As a playwright, were there any other models for Millwood Outpost, or did you see yourself as working in any other particular genre or tradition?

I don’t know that there are any [other] models that I was thinking of for this play. I know I enjoy plays where there are strange, unexpected things going on that point to a bigger universe or dimension. I can think of plays by Mac Wellman, Conor McPherson, Sam Shepard, Will Eno, Erin Courtney, Carson Kreitzer, Anne Washburn, and others. I like plays in which there are not only elements of the theatrical experience in terms of light and sound and strange story elements, but also in the language itself, like Harold Pinter and the patter, unanswered questions, and bizarre situations people find themselves in, as well as the equally bizarre or understated reactions to the predicament.

What has the process been like so far of working with director Rachel Zake and the rest of the cast and staff?

I’ve had a wonderful experience working on the play. Rachel is smart, professional, and demanding. Her process of getting to dramatic moments in the play has been exciting to watch and has drawn my attention to aspects of the play that I either hadn’t noticed or that I hadn’t focused on. She can really see what’s in the script and figure out how to get it out of the actors for everyone to see and experience, which I think is great. Rachel has an eagle-eye for detail and makes actors stay focused when things get a bit…unfocused during rehearsals, which can happen. Rachel’s the first director of this play, which takes a special type of creativity and imagination.

SET TASK -
Revise a passage of the playwright interview by replacing "bizarre" with "absurd". Begin at the words "I don’t know" and stop after "cast and staff?". The records after this point have no connection to the playwright interview.

STORED DATA -
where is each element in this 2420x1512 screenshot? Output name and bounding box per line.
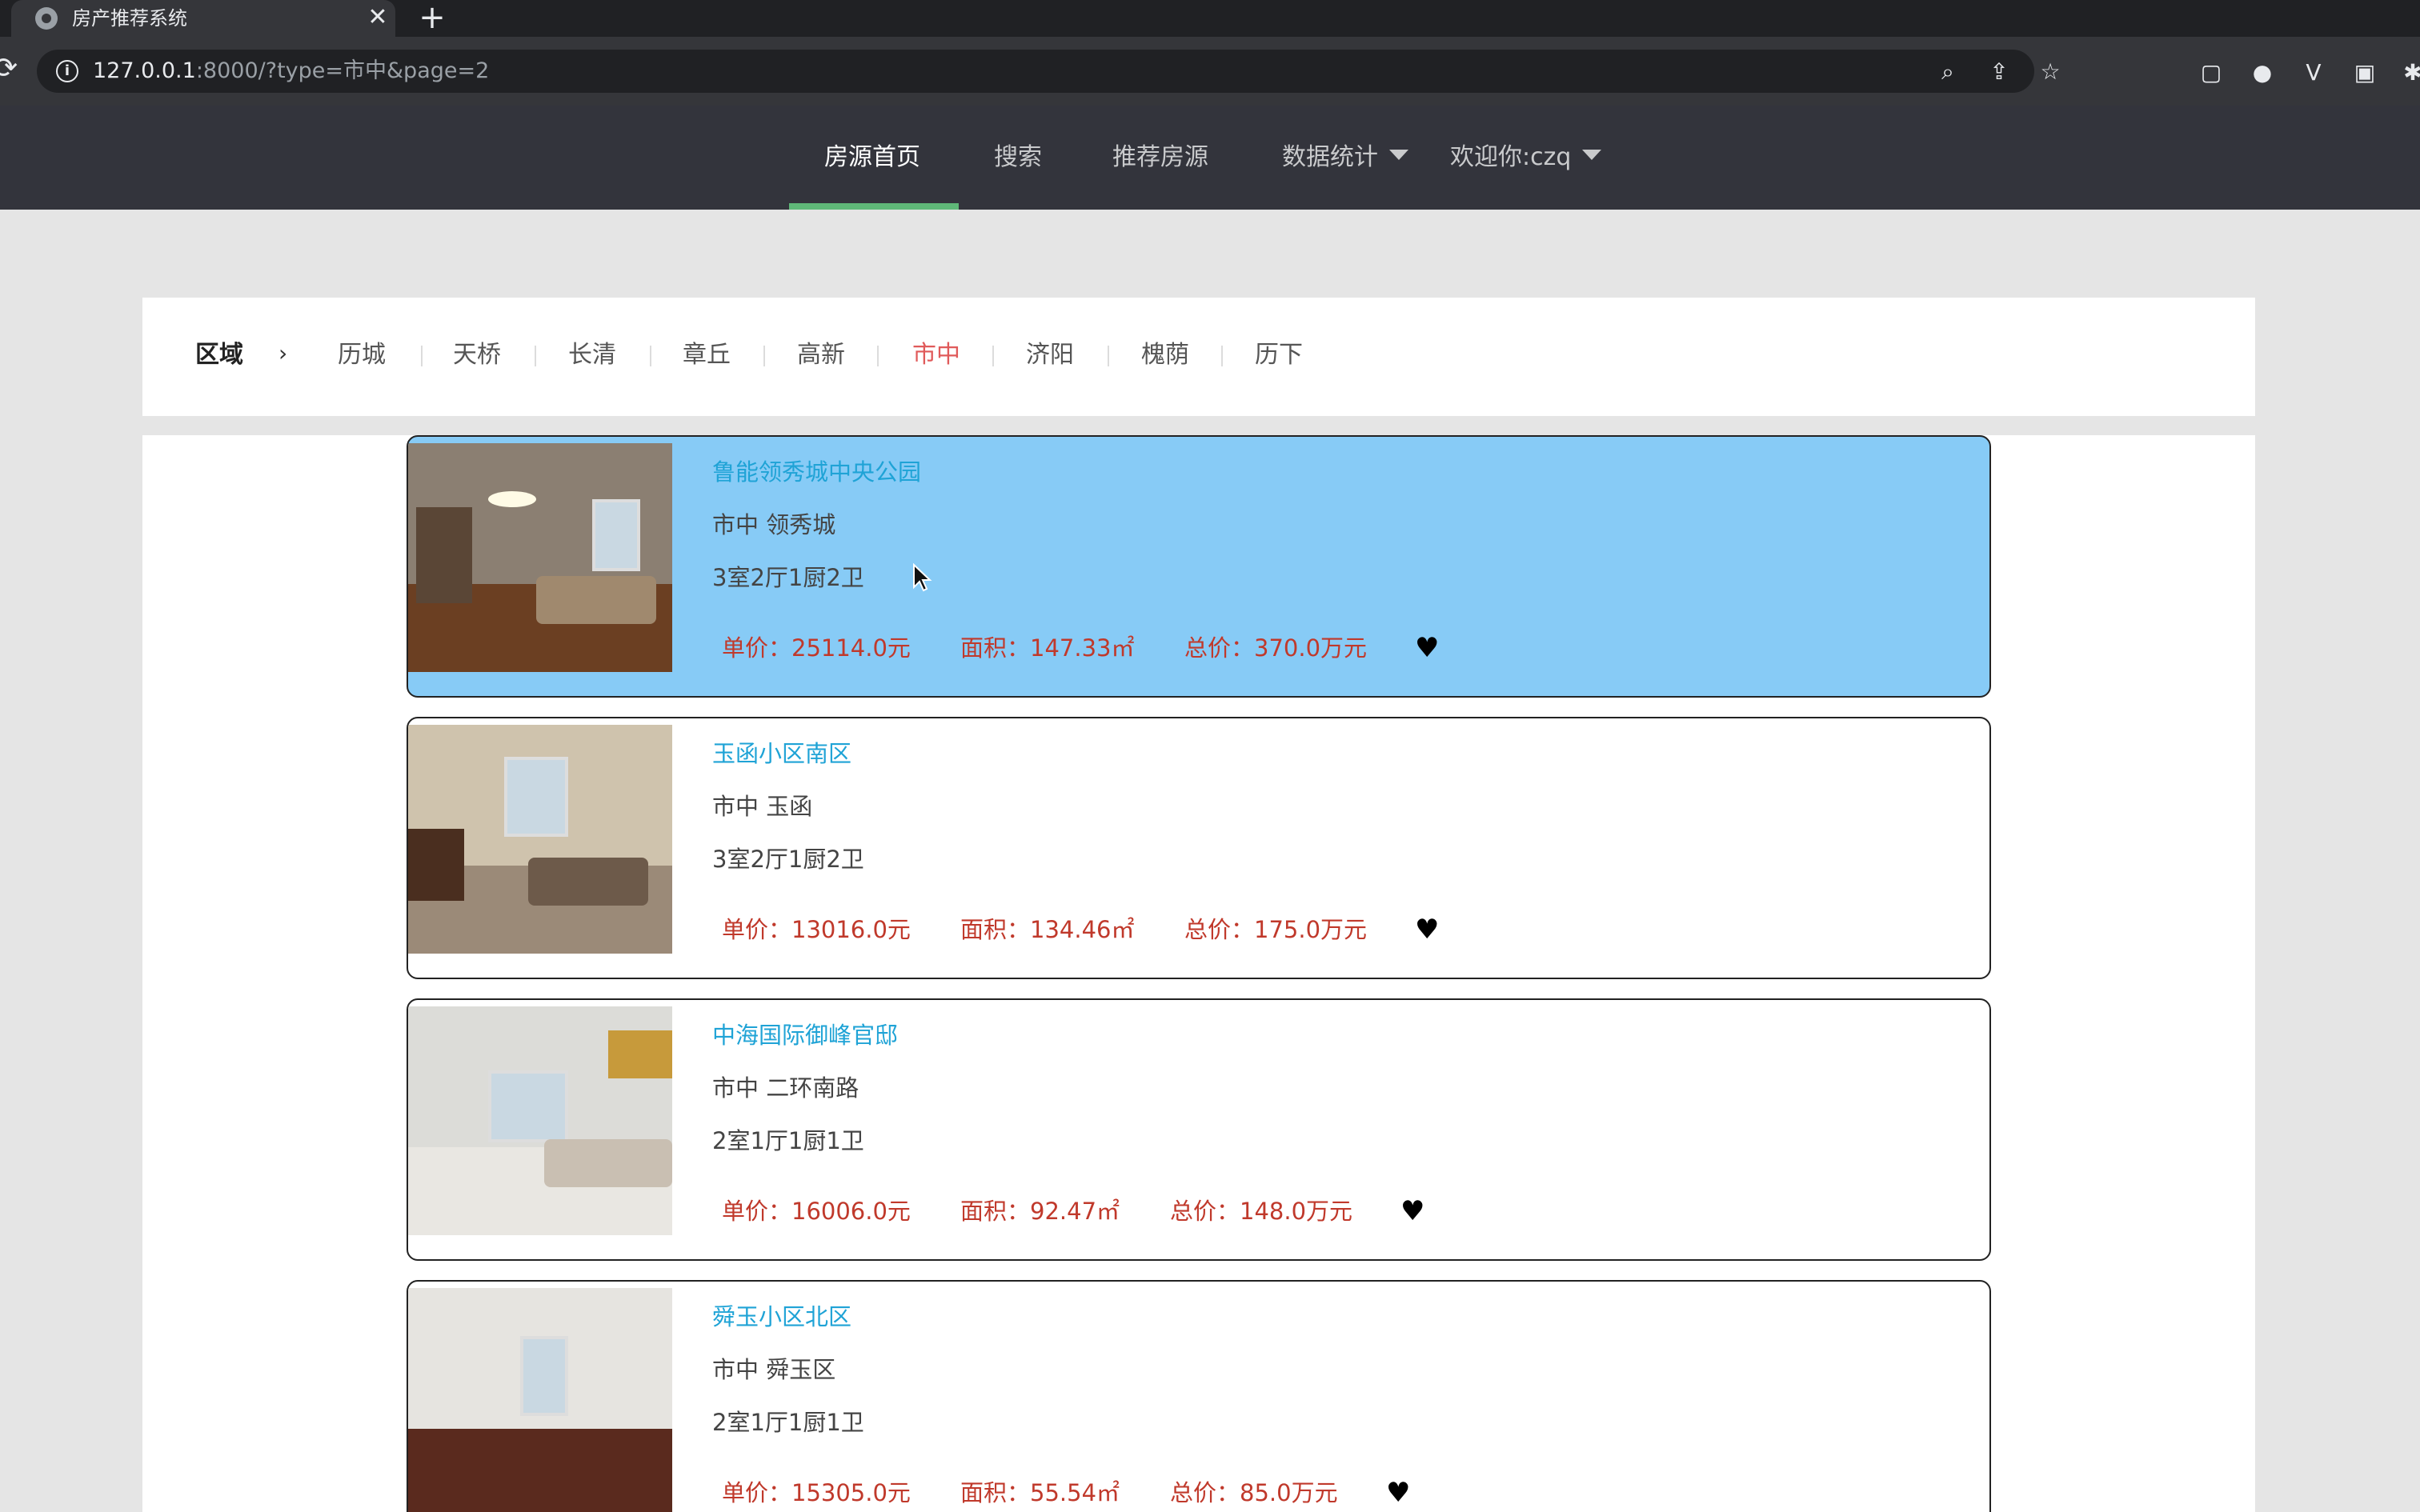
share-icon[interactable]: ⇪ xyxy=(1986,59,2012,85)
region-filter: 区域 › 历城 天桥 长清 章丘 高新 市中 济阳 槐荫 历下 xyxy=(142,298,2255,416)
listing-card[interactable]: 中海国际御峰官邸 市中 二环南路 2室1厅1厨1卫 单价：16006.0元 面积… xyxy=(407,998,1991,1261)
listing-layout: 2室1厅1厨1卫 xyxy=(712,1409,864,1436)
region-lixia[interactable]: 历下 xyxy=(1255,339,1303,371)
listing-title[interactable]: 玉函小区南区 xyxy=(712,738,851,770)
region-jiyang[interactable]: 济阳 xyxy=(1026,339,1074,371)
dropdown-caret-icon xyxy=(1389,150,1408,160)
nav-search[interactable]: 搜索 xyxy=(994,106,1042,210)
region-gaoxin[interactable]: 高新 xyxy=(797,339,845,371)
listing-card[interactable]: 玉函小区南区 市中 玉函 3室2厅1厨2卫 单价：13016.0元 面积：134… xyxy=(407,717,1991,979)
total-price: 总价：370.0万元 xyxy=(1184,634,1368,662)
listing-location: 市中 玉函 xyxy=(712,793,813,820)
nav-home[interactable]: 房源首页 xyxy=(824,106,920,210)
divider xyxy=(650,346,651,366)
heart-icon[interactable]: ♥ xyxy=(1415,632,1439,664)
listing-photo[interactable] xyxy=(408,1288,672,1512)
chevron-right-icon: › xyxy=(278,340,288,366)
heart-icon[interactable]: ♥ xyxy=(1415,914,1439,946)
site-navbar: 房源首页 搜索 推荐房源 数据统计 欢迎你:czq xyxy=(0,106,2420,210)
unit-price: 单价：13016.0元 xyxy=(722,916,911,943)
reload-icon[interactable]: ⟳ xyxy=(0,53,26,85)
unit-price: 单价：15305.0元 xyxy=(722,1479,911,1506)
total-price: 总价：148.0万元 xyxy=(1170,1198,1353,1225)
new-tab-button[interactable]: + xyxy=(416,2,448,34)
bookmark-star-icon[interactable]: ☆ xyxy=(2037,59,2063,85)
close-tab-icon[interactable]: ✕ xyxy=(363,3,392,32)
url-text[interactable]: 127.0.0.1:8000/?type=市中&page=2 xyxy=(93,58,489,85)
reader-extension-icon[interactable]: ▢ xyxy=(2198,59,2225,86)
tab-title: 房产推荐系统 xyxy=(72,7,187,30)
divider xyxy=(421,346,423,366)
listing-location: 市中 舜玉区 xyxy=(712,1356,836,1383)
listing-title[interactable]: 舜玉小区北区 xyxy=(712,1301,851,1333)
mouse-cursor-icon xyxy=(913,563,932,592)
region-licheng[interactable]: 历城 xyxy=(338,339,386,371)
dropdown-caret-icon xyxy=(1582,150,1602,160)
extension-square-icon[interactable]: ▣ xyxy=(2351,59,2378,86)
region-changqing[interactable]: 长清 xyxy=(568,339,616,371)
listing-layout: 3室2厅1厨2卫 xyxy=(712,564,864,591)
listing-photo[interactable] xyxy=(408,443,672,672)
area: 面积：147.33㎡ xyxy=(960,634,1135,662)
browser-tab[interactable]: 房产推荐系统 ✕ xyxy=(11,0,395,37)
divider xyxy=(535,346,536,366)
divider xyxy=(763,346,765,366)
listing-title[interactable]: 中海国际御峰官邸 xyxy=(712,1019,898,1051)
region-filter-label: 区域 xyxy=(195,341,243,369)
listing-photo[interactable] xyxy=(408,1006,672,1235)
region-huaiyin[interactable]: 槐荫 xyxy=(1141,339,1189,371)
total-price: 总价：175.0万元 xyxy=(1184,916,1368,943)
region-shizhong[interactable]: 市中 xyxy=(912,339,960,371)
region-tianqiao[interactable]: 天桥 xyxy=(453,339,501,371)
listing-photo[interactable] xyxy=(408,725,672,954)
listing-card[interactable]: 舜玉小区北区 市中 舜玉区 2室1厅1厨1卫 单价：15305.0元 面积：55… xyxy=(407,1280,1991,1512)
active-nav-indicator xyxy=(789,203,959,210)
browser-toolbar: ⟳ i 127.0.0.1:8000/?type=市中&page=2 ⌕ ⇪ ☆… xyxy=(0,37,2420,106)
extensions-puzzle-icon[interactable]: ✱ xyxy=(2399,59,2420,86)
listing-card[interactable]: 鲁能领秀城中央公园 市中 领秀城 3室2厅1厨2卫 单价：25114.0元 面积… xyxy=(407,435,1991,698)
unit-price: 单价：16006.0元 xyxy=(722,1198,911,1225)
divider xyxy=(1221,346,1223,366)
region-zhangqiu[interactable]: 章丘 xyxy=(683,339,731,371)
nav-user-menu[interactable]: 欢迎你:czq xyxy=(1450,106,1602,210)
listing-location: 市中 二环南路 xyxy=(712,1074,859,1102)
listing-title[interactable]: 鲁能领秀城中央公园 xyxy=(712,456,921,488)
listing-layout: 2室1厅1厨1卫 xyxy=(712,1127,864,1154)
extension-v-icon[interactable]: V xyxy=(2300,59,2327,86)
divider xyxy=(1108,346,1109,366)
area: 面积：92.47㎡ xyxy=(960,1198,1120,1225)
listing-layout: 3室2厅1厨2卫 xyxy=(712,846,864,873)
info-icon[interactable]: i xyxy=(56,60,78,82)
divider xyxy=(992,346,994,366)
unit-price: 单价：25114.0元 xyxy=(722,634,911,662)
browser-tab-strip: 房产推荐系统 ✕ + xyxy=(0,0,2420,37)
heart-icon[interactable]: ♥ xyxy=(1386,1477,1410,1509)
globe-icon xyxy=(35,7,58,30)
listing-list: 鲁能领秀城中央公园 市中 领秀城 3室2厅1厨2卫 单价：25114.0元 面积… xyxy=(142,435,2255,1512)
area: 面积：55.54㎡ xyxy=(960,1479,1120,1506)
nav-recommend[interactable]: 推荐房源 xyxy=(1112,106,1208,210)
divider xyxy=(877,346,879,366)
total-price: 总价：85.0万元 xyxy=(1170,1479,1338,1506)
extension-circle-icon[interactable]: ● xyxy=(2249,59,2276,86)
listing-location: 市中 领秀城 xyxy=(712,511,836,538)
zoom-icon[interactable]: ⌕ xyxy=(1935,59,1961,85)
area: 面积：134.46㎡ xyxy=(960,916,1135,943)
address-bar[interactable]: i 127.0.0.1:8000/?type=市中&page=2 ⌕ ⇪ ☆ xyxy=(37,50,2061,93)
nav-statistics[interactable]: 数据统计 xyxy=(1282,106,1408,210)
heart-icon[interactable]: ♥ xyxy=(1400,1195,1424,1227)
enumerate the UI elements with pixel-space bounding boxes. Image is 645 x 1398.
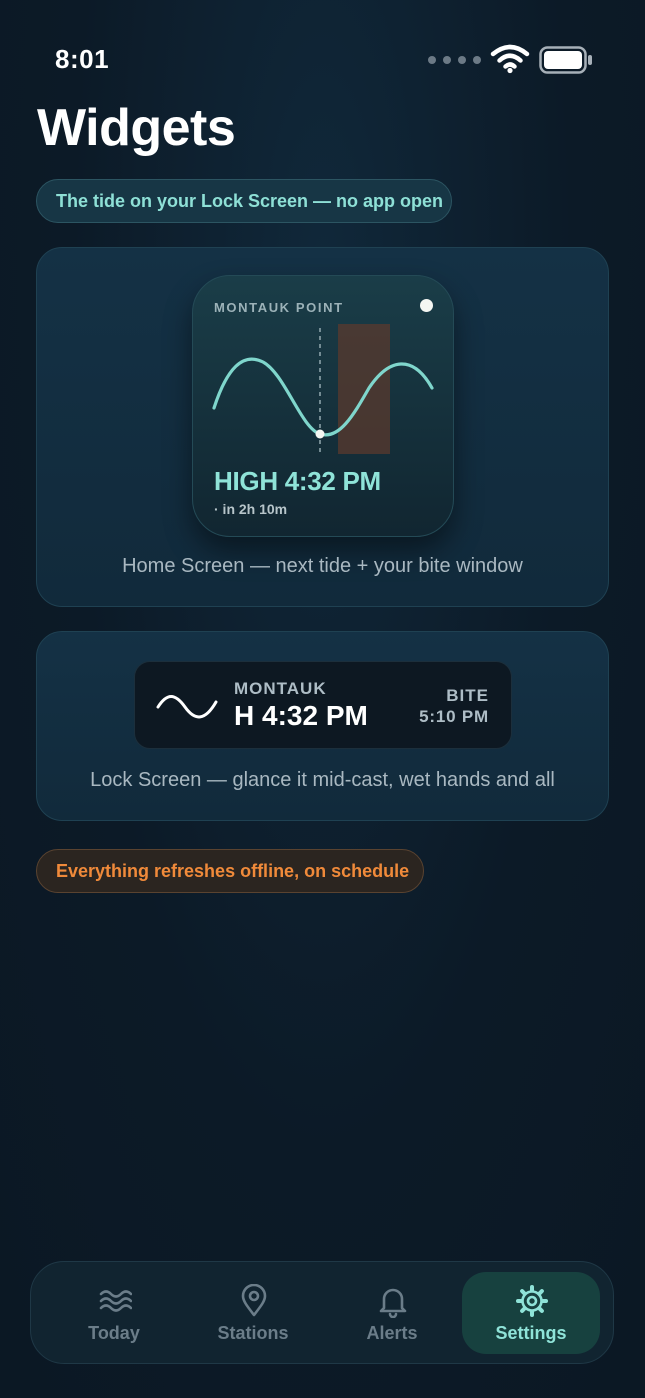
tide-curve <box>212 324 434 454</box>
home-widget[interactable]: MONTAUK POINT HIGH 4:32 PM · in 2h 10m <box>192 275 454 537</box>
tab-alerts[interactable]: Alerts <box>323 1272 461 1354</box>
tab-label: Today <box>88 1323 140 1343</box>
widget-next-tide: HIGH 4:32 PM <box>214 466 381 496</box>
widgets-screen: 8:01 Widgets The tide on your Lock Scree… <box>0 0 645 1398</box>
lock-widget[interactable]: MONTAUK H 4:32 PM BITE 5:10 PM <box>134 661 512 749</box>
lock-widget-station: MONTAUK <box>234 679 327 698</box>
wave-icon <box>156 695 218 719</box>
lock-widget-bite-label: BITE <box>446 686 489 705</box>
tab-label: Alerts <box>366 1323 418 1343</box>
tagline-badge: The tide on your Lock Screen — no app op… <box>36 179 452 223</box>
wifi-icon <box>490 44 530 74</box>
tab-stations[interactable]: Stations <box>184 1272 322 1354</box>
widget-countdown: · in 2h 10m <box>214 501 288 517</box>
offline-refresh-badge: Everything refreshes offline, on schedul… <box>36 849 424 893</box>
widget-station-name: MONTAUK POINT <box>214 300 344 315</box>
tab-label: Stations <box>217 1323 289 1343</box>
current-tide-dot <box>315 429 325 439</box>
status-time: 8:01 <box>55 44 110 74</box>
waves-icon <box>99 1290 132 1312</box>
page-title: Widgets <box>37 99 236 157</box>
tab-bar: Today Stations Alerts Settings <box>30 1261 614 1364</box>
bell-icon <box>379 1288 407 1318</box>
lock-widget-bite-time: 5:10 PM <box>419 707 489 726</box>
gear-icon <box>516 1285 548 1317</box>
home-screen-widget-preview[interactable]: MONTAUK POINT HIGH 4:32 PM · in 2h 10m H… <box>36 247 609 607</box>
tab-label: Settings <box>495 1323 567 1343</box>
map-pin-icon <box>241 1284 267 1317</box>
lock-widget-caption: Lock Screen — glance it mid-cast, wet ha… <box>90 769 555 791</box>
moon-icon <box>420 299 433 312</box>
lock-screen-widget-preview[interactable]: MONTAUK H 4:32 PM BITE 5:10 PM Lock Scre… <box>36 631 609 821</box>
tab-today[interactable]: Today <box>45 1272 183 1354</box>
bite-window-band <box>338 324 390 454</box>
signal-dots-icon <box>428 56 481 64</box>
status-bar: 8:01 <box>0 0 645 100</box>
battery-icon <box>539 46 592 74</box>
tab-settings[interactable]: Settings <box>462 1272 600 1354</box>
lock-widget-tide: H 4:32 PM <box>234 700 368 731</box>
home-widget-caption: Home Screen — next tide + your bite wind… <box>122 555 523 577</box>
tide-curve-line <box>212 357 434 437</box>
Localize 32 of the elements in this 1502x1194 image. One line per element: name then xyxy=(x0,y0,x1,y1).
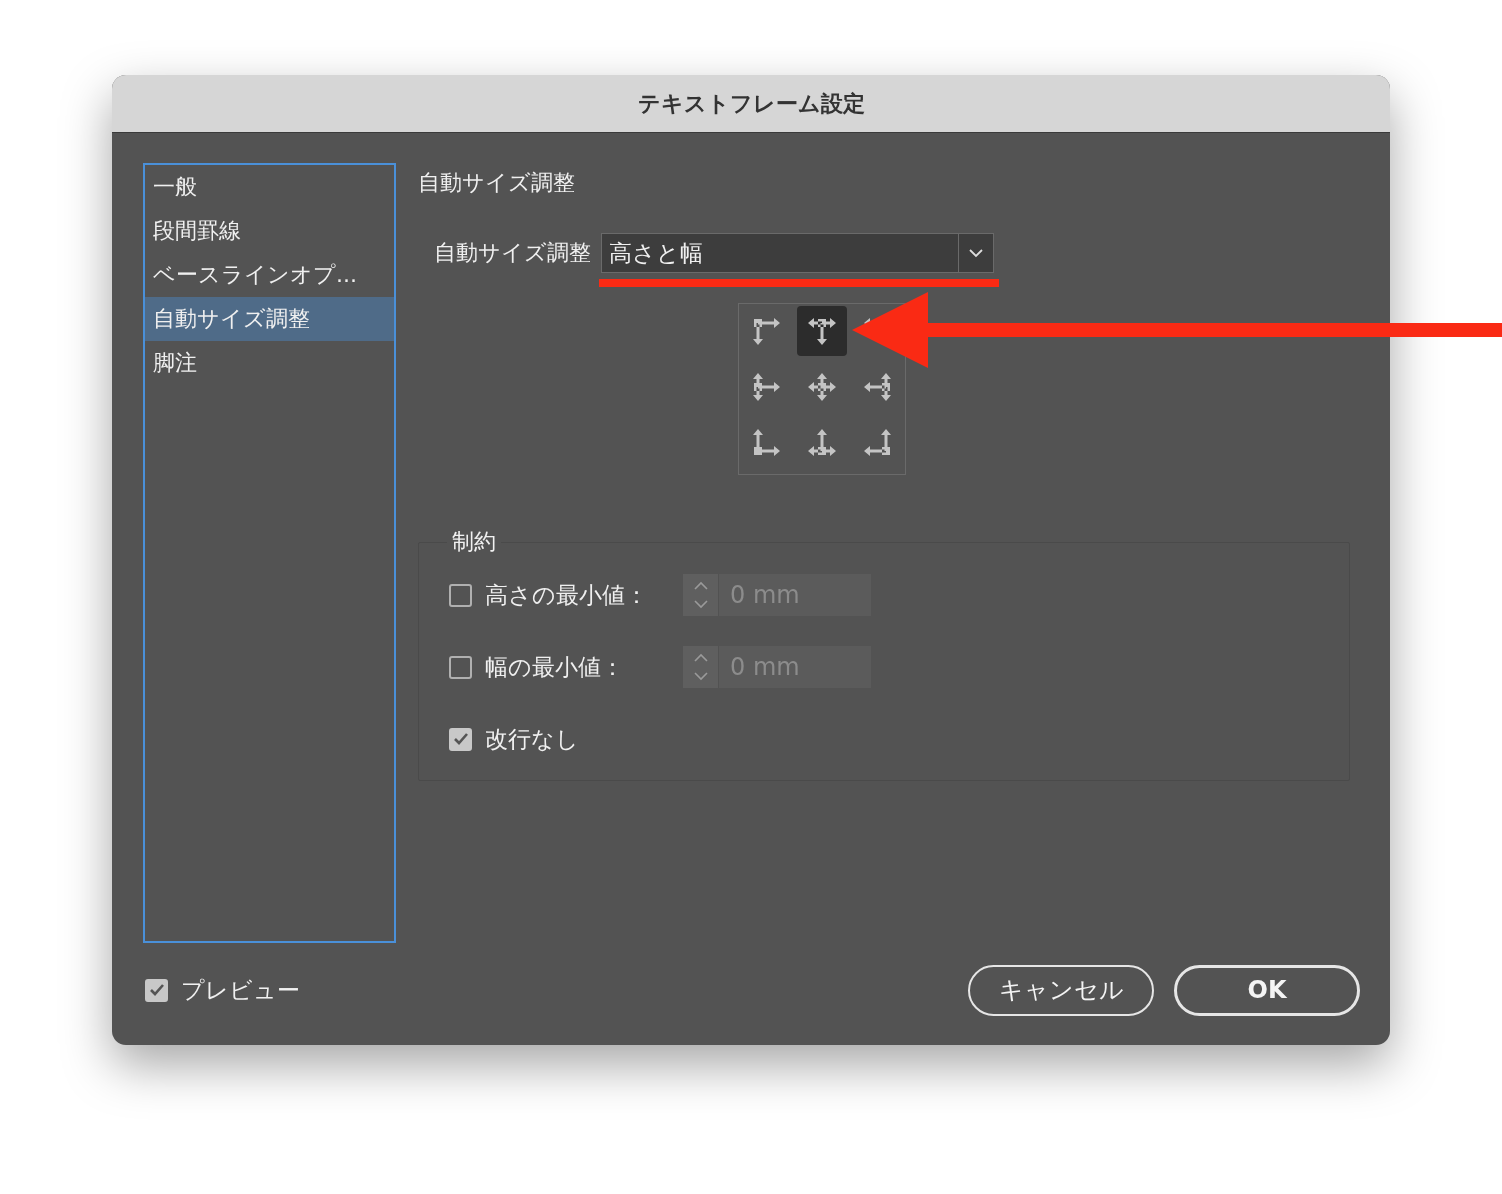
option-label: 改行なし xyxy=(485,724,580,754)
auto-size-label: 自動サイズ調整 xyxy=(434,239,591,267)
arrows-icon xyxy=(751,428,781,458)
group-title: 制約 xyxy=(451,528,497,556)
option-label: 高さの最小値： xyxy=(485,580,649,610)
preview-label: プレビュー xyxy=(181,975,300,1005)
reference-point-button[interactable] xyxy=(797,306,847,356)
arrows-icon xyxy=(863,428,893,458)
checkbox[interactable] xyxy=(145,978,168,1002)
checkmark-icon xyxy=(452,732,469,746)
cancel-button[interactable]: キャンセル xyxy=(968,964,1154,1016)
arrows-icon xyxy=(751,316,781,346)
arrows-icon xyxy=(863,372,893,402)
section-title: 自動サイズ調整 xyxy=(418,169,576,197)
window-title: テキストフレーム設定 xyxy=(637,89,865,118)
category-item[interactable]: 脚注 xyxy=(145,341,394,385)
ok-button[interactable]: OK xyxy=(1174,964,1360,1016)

THE REPLY -
I don’t know that there are any [other] models that I was thinking of for this play. I know I enjoy plays where there are strange, unexpected things going on that point to a bigger universe or dimension. I can think of plays by Mac Wellman, Conor McPherson, Sam Shepard, Will Eno, Erin Courtney, Carson Kreitzer, Anne Washburn, and others. I like plays in which there are not only elements of the theatrical experience in terms of light and sound and strange story elements, but also in the language itself, like Harold Pinter and the patter, unanswered questions, and absurd situations people find themselves in, as well as the equally absurd or understated reactions to the predicament.

What has the process been like so far of working with director Rachel Zake and the rest of the cast and staff?